### What the exercise asks
Which lines in the records below contain the word "dañado"? Copy each of them.

### Dataset rows
****

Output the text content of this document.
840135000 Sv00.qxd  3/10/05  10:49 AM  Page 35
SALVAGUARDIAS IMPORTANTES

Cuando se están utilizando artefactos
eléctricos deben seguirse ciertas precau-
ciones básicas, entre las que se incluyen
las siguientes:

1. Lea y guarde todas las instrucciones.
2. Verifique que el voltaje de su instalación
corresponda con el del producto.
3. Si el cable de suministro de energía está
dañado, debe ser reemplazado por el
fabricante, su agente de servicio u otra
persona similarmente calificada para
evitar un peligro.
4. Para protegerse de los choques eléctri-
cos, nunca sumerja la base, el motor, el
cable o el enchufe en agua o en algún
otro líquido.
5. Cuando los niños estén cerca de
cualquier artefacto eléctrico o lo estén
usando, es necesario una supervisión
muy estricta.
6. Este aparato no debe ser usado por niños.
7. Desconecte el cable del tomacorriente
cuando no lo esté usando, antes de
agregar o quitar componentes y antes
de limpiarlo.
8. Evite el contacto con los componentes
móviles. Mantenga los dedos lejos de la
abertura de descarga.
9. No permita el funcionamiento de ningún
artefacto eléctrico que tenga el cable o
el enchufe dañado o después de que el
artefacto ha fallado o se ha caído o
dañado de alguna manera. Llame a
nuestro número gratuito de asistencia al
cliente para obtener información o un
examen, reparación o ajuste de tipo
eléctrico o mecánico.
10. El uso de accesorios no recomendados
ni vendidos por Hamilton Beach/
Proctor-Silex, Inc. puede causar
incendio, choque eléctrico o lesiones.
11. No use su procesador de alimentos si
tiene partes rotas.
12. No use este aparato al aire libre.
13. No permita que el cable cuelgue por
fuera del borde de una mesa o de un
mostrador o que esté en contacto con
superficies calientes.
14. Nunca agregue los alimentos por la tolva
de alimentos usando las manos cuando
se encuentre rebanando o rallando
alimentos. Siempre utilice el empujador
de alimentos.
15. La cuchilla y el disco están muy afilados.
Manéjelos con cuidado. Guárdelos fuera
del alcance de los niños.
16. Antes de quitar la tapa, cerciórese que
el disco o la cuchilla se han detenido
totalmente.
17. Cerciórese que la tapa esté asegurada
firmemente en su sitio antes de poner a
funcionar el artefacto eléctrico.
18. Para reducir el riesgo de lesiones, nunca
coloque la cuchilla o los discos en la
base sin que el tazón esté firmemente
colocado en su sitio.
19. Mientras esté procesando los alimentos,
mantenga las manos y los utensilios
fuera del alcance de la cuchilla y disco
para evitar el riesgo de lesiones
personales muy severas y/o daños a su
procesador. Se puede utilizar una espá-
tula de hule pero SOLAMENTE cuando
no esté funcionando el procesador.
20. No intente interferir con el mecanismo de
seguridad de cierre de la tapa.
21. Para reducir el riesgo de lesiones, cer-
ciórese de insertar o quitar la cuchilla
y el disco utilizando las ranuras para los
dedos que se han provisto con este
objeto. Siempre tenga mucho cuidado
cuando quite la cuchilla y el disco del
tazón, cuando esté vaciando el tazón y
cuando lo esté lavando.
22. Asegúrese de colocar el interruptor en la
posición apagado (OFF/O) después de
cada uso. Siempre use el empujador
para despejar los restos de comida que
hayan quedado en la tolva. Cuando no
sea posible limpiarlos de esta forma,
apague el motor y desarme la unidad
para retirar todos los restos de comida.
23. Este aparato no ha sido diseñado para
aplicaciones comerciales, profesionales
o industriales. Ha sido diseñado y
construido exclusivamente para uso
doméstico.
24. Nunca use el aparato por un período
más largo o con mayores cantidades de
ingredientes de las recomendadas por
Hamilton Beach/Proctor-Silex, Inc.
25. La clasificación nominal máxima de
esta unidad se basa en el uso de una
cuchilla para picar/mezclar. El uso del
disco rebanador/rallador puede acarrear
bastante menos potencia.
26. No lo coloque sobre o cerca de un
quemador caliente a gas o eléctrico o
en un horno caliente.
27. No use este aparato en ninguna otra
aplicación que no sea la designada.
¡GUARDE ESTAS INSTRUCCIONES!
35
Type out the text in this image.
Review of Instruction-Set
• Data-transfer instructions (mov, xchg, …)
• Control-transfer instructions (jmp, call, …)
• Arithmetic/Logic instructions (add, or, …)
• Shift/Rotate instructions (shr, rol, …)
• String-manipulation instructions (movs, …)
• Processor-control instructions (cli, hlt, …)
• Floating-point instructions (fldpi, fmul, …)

****

### Correct answer
dañado, debe ser reemplazado por el
el enchufe dañado o después de que el
dañado de alguna manera. Llame a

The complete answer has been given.